▸ **Problem description**
Scan the entries below and count the lines holding the string "name". Supply only the number.

▸ **The data**
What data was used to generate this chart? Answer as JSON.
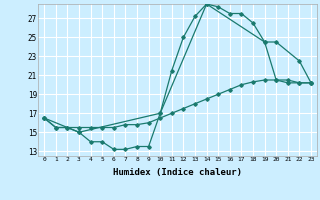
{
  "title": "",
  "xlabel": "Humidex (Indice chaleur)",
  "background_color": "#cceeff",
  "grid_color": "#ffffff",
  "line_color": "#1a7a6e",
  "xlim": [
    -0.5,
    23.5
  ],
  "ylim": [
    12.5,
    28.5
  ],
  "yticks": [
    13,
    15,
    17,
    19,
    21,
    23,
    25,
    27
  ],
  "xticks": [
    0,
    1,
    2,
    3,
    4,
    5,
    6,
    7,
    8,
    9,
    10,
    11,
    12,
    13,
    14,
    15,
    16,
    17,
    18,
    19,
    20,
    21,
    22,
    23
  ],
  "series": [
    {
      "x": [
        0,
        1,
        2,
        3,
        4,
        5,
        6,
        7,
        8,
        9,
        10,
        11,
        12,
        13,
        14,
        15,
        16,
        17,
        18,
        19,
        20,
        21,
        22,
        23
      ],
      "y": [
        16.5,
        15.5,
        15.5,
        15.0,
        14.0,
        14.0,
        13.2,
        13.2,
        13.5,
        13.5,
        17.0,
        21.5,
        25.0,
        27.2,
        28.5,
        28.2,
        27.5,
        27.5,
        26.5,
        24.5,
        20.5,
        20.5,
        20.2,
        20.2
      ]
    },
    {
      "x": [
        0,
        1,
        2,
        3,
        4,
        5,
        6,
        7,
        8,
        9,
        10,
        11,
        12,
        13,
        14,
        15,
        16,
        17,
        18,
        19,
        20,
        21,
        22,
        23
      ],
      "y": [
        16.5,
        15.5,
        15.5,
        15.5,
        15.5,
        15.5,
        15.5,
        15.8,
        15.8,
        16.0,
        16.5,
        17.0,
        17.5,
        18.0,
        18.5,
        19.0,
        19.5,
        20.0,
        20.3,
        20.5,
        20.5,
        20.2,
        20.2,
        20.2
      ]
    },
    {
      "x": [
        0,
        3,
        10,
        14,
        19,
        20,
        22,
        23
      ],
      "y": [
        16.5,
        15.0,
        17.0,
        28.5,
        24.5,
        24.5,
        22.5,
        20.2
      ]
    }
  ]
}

--

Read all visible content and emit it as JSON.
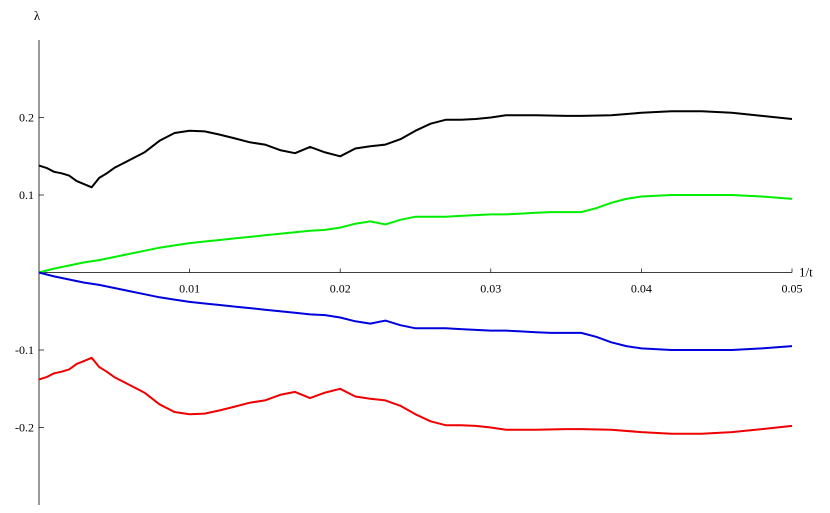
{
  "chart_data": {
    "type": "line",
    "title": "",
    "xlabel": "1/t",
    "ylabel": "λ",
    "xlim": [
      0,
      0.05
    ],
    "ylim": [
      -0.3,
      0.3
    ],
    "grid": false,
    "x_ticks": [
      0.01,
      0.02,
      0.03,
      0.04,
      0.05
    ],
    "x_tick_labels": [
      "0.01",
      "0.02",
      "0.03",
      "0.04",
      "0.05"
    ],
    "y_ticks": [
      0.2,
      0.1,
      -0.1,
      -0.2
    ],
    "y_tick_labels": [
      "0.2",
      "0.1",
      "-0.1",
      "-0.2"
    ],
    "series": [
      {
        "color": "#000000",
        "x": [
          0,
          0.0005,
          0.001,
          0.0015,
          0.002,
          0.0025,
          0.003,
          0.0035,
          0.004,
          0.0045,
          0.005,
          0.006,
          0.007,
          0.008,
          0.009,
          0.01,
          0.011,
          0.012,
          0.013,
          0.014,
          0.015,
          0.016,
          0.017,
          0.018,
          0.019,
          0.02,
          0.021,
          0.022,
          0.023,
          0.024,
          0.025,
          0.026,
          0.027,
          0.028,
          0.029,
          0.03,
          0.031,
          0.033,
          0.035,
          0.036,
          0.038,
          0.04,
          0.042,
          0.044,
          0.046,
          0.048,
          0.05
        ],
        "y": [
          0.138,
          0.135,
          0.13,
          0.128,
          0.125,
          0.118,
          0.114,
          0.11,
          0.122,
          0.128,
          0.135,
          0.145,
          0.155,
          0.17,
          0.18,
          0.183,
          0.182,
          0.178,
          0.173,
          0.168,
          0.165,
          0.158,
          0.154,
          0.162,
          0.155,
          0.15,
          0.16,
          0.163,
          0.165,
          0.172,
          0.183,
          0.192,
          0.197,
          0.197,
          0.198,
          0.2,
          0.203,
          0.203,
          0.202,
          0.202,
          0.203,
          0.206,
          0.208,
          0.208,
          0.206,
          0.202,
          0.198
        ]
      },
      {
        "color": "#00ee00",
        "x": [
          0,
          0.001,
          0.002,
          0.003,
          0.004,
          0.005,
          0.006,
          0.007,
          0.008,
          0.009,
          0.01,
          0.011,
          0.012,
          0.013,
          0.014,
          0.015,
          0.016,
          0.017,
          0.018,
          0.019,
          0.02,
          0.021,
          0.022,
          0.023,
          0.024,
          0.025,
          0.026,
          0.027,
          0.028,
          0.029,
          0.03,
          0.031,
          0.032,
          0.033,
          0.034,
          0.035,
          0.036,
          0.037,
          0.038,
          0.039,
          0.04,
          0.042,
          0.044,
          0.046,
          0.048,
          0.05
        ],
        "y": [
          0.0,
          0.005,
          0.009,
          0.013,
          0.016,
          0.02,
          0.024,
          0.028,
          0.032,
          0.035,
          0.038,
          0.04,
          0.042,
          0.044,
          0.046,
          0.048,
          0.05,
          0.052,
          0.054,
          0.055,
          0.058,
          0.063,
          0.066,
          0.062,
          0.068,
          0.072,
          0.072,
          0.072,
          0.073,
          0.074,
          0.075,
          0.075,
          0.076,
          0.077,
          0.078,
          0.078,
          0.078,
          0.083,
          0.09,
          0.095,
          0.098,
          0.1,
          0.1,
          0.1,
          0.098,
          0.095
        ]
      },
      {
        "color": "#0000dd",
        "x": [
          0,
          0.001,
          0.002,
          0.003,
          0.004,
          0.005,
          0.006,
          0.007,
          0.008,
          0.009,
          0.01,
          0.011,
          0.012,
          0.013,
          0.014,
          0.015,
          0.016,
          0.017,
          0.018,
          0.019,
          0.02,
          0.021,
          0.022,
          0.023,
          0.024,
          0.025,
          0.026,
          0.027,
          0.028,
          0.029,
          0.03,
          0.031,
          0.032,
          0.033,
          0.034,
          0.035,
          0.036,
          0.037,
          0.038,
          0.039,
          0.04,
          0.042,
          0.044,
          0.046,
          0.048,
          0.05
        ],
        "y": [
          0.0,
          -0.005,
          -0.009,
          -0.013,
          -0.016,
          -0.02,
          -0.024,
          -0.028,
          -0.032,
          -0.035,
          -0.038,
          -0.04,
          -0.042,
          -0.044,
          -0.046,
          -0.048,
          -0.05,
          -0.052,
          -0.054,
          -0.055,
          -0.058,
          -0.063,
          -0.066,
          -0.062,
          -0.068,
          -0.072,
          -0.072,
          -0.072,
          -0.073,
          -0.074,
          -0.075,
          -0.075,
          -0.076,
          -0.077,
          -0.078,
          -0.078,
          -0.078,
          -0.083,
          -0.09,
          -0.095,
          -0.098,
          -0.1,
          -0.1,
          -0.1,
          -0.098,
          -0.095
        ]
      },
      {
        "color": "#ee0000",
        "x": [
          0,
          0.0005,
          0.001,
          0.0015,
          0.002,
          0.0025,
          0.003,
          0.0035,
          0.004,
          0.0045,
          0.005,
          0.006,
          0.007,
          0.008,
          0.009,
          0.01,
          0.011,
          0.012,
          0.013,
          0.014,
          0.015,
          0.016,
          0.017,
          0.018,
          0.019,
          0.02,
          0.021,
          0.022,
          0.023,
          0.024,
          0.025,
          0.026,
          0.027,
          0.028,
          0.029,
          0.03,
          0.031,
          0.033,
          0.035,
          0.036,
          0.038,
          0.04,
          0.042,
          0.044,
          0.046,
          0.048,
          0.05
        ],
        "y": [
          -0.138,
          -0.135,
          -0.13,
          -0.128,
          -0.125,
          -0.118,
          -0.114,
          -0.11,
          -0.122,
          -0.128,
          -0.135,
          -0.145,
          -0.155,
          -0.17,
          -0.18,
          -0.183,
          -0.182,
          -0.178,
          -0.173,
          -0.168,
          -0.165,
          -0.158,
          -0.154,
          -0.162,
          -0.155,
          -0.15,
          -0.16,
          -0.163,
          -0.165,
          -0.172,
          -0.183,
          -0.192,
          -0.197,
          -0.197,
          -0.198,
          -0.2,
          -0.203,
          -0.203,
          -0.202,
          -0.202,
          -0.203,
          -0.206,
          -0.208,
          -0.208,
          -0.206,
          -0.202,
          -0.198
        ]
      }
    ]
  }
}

* * *

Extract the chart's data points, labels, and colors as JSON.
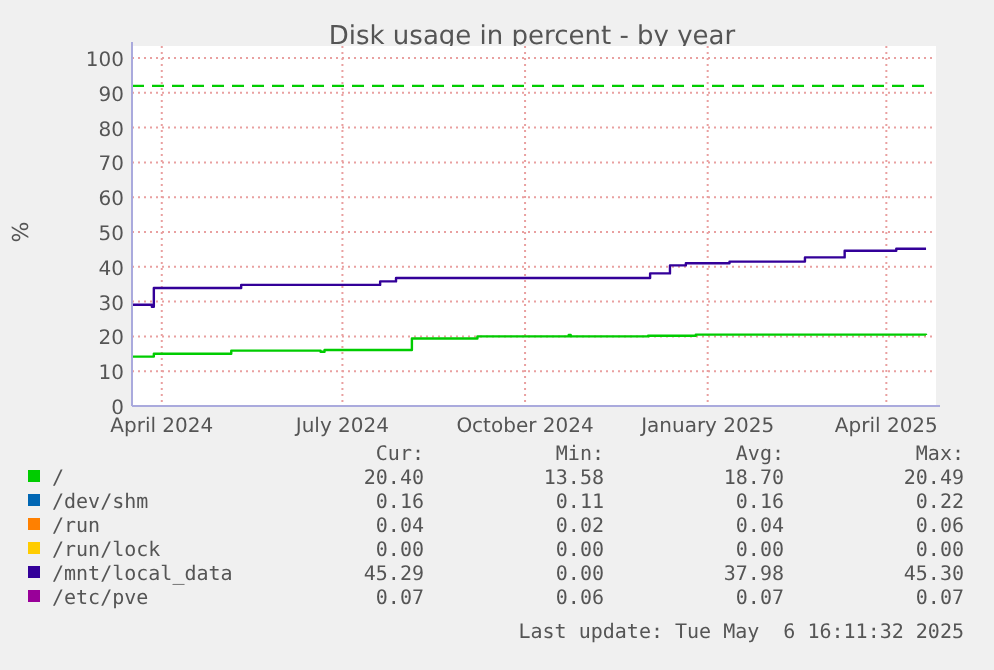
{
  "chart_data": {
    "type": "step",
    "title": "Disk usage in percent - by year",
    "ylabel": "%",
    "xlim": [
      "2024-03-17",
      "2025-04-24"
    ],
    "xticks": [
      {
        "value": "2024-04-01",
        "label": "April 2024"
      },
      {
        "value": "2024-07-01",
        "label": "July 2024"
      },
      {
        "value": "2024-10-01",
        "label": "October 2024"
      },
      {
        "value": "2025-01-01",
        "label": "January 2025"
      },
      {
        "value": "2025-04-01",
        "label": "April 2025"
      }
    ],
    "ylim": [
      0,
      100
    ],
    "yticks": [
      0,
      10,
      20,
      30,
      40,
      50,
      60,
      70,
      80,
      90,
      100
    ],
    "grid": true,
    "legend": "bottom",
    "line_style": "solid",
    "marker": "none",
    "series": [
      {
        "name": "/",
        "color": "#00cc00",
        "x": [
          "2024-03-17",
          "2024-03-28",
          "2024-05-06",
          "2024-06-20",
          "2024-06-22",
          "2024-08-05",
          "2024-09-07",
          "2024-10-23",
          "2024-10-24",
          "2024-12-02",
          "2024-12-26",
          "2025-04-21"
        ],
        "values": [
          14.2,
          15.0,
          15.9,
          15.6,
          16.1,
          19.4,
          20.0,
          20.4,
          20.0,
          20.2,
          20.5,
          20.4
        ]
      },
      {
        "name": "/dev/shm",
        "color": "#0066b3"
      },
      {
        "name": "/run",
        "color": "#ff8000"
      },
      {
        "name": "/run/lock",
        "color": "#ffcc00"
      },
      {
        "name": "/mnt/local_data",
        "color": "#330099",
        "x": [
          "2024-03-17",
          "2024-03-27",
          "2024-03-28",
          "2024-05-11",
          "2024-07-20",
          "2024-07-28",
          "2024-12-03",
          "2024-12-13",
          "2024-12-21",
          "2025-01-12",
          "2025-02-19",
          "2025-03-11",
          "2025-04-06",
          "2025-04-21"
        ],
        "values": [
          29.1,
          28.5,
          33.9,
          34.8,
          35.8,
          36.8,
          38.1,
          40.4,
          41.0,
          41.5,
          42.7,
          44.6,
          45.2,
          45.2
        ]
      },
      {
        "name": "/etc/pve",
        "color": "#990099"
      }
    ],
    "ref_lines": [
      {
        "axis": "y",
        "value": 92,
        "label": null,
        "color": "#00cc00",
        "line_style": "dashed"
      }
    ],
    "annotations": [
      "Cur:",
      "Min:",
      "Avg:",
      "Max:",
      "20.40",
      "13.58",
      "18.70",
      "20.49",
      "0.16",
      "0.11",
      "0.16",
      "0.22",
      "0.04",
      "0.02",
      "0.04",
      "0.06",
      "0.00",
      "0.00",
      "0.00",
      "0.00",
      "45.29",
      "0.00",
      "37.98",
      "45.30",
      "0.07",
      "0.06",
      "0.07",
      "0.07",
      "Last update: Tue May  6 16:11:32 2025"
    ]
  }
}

▸ **Problem solution**
6